List each line of the data that holds the word "Sensitivity".

**Figure collection entries**
+++

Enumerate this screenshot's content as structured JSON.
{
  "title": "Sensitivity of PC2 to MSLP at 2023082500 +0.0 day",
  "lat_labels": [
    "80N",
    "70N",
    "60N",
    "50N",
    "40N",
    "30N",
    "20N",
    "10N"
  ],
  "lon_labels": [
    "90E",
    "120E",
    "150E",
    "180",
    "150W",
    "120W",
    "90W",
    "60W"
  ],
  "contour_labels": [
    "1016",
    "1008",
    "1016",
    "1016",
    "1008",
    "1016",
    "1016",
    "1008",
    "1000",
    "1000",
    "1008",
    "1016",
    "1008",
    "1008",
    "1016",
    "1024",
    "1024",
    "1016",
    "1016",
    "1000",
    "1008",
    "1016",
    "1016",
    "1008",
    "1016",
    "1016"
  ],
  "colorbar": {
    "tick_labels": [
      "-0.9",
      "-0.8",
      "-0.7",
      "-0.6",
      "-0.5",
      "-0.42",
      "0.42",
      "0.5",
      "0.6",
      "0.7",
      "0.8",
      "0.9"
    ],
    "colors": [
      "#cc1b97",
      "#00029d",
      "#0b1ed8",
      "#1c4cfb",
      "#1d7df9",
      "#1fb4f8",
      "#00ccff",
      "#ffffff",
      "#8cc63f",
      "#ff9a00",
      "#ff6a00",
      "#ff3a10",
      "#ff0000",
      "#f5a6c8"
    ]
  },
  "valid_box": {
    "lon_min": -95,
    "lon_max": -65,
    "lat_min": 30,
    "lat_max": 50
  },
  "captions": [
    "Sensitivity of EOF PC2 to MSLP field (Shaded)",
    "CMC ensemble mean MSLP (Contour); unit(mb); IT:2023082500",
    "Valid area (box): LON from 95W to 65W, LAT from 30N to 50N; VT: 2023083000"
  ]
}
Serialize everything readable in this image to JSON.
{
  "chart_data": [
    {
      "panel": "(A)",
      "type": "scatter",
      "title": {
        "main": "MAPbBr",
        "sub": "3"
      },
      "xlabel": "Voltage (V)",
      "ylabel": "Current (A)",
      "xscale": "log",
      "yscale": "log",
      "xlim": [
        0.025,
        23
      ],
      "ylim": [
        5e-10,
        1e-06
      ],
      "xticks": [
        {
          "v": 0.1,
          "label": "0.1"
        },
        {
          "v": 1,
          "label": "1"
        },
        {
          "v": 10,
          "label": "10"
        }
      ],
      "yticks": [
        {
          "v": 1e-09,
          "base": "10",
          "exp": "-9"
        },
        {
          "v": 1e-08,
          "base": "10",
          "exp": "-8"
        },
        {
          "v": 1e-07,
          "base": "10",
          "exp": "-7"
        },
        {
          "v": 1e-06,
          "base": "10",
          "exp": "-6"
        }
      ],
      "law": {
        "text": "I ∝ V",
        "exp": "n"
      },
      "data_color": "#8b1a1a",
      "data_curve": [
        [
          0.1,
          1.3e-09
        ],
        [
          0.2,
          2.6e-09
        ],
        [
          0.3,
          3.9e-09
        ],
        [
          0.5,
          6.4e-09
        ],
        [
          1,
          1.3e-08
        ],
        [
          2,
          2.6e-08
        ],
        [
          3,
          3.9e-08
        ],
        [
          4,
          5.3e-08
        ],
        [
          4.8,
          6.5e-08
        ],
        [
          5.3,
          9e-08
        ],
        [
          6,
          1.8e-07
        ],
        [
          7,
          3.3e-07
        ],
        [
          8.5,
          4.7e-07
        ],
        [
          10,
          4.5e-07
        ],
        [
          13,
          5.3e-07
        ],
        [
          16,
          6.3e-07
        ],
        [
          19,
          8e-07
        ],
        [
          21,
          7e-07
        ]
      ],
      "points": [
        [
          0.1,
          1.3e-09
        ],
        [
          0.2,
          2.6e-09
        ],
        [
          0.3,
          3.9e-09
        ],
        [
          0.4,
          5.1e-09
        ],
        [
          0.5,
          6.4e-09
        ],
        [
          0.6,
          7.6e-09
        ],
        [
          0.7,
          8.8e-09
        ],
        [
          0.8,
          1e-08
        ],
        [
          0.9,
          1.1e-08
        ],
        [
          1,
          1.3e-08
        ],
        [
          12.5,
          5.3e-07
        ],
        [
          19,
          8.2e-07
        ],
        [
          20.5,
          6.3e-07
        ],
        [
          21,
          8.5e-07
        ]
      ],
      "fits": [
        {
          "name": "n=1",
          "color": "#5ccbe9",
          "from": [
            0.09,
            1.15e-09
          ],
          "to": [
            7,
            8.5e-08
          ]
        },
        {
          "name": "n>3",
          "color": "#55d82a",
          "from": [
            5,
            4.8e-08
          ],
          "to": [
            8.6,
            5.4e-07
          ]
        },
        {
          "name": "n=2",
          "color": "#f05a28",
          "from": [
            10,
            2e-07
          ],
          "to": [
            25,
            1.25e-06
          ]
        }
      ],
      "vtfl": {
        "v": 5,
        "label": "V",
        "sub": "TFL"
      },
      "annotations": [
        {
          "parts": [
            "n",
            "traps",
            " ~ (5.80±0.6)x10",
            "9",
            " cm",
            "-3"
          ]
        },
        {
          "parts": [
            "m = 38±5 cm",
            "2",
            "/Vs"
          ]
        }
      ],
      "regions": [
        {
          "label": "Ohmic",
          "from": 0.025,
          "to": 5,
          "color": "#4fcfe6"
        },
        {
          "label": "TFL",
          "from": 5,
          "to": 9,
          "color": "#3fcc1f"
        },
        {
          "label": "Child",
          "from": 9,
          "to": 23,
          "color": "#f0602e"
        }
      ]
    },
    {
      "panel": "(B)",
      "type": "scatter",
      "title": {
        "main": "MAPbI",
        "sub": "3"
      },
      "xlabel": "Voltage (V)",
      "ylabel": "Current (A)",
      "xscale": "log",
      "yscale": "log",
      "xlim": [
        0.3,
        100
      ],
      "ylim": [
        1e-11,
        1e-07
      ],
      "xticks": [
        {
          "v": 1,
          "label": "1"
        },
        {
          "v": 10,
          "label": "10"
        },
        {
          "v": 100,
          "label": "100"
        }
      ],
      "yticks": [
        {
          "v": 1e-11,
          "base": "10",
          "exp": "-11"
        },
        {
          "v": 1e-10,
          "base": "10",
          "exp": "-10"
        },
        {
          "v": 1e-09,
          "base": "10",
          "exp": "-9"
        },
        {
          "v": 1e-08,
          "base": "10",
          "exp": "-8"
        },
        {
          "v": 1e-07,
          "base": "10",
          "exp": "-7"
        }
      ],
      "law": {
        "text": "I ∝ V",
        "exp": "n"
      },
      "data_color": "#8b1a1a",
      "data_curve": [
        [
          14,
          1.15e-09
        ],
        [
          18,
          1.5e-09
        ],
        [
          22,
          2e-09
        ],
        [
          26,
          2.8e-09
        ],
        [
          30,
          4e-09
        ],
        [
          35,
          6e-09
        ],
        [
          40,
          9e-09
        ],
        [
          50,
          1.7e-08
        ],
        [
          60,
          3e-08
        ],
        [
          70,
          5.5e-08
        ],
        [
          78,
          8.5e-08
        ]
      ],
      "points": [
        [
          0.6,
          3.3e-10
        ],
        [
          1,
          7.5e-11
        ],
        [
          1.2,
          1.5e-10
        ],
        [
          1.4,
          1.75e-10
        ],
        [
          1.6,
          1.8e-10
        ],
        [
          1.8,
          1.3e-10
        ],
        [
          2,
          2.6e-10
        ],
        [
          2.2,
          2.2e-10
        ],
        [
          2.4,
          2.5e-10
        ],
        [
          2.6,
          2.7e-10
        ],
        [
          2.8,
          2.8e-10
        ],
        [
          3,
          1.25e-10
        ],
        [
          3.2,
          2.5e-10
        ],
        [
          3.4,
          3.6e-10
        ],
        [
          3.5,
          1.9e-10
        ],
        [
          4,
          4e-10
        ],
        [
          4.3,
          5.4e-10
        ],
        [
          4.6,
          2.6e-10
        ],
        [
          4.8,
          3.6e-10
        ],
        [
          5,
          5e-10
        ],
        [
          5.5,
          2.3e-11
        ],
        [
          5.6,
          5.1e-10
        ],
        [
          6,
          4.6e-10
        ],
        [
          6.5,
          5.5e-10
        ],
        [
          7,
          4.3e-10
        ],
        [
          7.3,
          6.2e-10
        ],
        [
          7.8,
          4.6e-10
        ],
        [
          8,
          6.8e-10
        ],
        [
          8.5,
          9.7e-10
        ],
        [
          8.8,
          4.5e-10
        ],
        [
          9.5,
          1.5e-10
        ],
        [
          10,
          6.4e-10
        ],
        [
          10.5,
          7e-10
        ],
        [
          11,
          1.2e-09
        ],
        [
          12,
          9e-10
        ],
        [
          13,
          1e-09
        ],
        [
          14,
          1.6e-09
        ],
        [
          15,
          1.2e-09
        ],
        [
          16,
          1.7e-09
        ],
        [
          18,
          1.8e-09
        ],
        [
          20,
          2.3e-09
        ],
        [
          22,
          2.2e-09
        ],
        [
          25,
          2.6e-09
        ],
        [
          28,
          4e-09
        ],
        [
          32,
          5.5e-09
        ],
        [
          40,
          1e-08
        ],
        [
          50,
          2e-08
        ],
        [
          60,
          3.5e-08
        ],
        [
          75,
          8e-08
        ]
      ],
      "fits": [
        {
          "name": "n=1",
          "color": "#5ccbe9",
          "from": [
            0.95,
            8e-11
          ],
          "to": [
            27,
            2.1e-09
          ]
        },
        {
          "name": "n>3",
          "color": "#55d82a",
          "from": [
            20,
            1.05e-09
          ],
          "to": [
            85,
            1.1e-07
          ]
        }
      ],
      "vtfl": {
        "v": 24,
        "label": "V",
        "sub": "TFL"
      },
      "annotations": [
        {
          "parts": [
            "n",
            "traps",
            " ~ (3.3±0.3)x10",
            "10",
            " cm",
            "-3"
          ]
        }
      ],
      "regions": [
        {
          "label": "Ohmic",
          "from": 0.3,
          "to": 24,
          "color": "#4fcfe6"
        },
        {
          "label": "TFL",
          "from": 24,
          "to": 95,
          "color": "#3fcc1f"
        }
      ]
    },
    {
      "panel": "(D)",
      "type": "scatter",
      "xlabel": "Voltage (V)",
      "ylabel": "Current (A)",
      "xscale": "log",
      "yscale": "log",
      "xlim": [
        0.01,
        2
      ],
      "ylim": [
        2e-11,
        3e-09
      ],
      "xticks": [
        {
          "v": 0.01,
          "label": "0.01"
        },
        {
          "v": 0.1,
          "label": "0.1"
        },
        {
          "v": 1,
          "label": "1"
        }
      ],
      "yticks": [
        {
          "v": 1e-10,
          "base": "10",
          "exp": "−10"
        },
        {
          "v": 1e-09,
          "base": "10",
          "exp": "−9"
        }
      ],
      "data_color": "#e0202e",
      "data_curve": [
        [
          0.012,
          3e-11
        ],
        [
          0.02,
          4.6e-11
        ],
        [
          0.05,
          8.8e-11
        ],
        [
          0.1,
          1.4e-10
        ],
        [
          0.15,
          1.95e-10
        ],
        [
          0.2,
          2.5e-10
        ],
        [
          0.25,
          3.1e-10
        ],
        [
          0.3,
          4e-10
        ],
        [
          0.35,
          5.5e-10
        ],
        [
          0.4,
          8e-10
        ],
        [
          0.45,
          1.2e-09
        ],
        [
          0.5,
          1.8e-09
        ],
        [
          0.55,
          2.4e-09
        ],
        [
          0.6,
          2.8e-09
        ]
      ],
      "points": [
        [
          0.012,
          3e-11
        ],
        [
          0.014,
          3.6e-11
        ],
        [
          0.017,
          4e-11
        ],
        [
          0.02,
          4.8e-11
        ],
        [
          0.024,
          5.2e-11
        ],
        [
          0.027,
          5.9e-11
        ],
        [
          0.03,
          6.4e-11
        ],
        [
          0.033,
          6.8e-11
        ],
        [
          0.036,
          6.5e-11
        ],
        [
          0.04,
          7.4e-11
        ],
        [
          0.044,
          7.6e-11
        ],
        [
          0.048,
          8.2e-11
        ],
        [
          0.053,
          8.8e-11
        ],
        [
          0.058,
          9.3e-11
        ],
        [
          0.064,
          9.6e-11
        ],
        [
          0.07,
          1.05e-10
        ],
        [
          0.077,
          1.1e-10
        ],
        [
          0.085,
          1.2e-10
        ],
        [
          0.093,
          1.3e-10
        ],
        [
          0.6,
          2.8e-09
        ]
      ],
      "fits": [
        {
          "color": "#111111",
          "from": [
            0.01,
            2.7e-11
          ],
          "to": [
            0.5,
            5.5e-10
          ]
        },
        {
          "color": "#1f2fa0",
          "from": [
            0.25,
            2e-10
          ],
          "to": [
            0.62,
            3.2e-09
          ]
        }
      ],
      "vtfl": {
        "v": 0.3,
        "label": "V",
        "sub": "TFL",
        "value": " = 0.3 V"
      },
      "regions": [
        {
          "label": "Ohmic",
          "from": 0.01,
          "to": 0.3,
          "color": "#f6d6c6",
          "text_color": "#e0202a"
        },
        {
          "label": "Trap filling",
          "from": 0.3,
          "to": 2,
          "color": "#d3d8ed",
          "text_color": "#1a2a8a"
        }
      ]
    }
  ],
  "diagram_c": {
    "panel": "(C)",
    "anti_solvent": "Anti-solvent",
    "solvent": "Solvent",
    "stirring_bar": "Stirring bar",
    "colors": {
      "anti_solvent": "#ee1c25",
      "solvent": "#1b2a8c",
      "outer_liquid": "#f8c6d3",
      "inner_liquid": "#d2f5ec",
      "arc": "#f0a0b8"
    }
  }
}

+++

**SOLUTION TO THIS EXERCISE**
  "title": "Sensitivity of PC2 to MSLP at 2023082500 +0.0 day",
    "Sensitivity of EOF PC2 to MSLP field (Shaded)",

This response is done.